Work to do — Locate the lines that hold the string "police". Copy every such line.

Provided material —
++++
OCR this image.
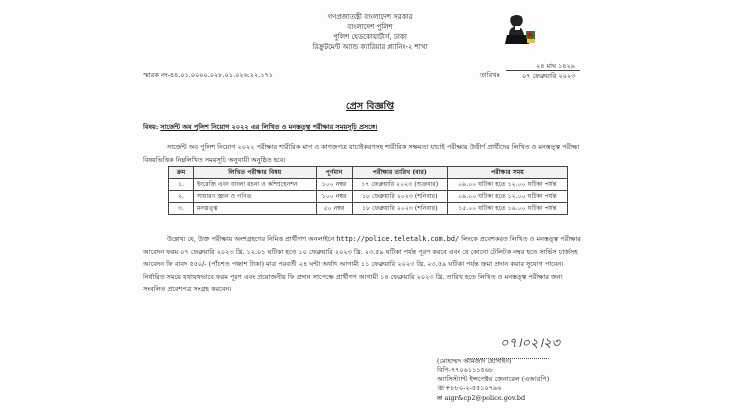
গণপ্রজাতন্ত্রী বাংলাদেশ সরকার
বাংলাদেশ পুলিশ
পুলিশ হেডকোয়ার্টার্স, ঢাকা
রিক্রুটমেন্ট অ্যান্ড ক্যারিয়ার প্ল্যানিং-২ শাখা
স্মারক নং-৪৪.০১.০০০০.০২৮.০১.০২৬.২২.১৭১	তারিখঃ
২৪ মাঘ ১৪২৯
০৭ ফেব্রুয়ারি ২০২৩
প্রেস বিজ্ঞপ্তি
বিষয়: সার্জেন্ট অব পুলিশ নিয়োগ ২০২২ এর লিখিত ও মনস্তত্ত্ব পরীক্ষার সময়সূচি প্রসঙ্গে।
সার্জেন্ট অব পুলিশ নিয়োগ ২০২২ পরীক্ষার শারীরিক মাপ ও কাগজপত্র যাচাইকরণসহ শারীরিক সক্ষমতা যাচাই পরীক্ষায় উত্তীর্ণ প্রার্থীদের লিখিত ও মনস্তত্ত্ব পরীক্ষা বিষয়ভিত্তিক নিম্নলিখিত সময়সূচি অনুযায়ী অনুষ্ঠিত হবে।
ক্রম	লিখিত পরীক্ষার বিষয়	পূর্ণমান	পরীক্ষার তারিখ (বার)	পরীক্ষার সময়
১.	ইংরেজি এবং বাংলা রচনা ও কম্প্রিহেনশন	১০০ নম্বর	১৭ ফেব্রুয়ারি ২০২৩ (শুক্রবার)	০৯.০০ ঘটিকা হতে ১২.০০ ঘটিকা পর্যন্ত
২.	সাধারণ জ্ঞান ও গণিত	১০০ নম্বর	১৮ ফেব্রুয়ারি ২০২৩ (শনিবার)	০৯.০০ ঘটিকা হতে ১২.০০ ঘটিকা পর্যন্ত
৩.	মনস্তত্ত্ব	৫০ নম্বর	১৮ ফেব্রুয়ারি ২০২৩ (শনিবার)	১৫.০০ ঘটিকা হতে ১৬.০০ ঘটিকা পর্যন্ত
উল্লেখ্য যে, উক্ত পরীক্ষায় অংশগ্রহণের নিমিত্ত প্রার্থীগণ অনলাইনে http://police.teletalk.com.bd/ লিংকে প্রবেশকরত লিখিত ও মনস্তত্ত্ব পরীক্ষার আবেদন ফরম ০৭ ফেব্রুয়ারি ২০২৩ খ্রি. ১২.০১ ঘটিকা হতে ১০ ফেব্রুয়ারি ২০২৩ খ্রি. ২৩.৫৯ ঘটিকা পর্যন্ত পূরণ করবে এবং যে কোনো টেলিটক নম্বর হতে সার্ভিস চার্জসহ আবেদন ফি বাবদ ৫৫০/- (পাঁচশত পঞ্চাশ টাকা) মাত্র পরবর্তী ২৪ ঘন্টা অর্থাৎ আগামী ১১ ফেব্রুয়ারি ২০২৩ খ্রি. ২৩.৫৯ ঘটিকা পর্যন্ত জমা প্রদান করার সুযোগ পাবেন। নির্ধারিত সময়ে যথাযথভাবে ফরম পূরণ এবং প্রয়োজনীয় ফি প্রদান সাপেক্ষে প্রার্থীগণ আগামী ১৪ ফেব্রুয়ারি ২০২৩ খ্রি. তারিখ হতে লিখিত ও মনস্তত্ত্ব পরীক্ষার জন্য সংবলিত প্রবেশপত্র সংগ্রহ করবেন।
০৭।০২।২৩
(মোহাম্মদ আমজাদ হোসাইন)
বিপি-৭৭০৬১১১৫৬৮
অ্যাসিস্ট্যান্ট ইন্সপেক্টর জেনারেল (এআরপি)
☏+৮৮০-২-৫৫১০৭৯৬
✉ aigr&cp2@police.gov.bd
++++
Completed task —
উল্লেখ্য যে, উক্ত পরীক্ষায় অংশগ্রহণের নিমিত্ত প্রার্থীগণ অনলাইনে http://police.teletalk.com.bd/ লিংকে প্রবেশকরত লিখিত ও মনস্তত্ত্ব পরীক্ষার আবেদন ফরম ০৭ ফেব্রুয়ারি ২০২৩ খ্রি. ১২.০১ ঘটিকা হতে ১০ ফেব্রুয়ারি ২০২৩ খ্রি. ২৩.৫৯ ঘটিকা পর্যন্ত পূরণ করবে এবং যে কোনো টেলিটক নম্বর হতে সার্ভিস চার্জসহ আবেদন ফি বাবদ ৫৫০/- (পাঁচশত পঞ্চাশ টাকা) মাত্র পরবর্তী ২৪ ঘন্টা অর্থাৎ আগামী ১১ ফেব্রুয়ারি ২০২৩ খ্রি. ২৩.৫৯ ঘটিকা পর্যন্ত জমা প্রদান করার সুযোগ পাবেন। নির্ধারিত সময়ে যথাযথভাবে ফরম পূরণ এবং প্রয়োজনীয় ফি প্রদান সাপেক্ষে প্রার্থীগণ আগামী ১৪ ফেব্রুয়ারি ২০২৩ খ্রি. তারিখ হতে লিখিত ও মনস্তত্ত্ব পরীক্ষার জন্য সংবলিত প্রবেশপত্র সংগ্রহ করবেন।
✉ aigr&cp2@police.gov.bd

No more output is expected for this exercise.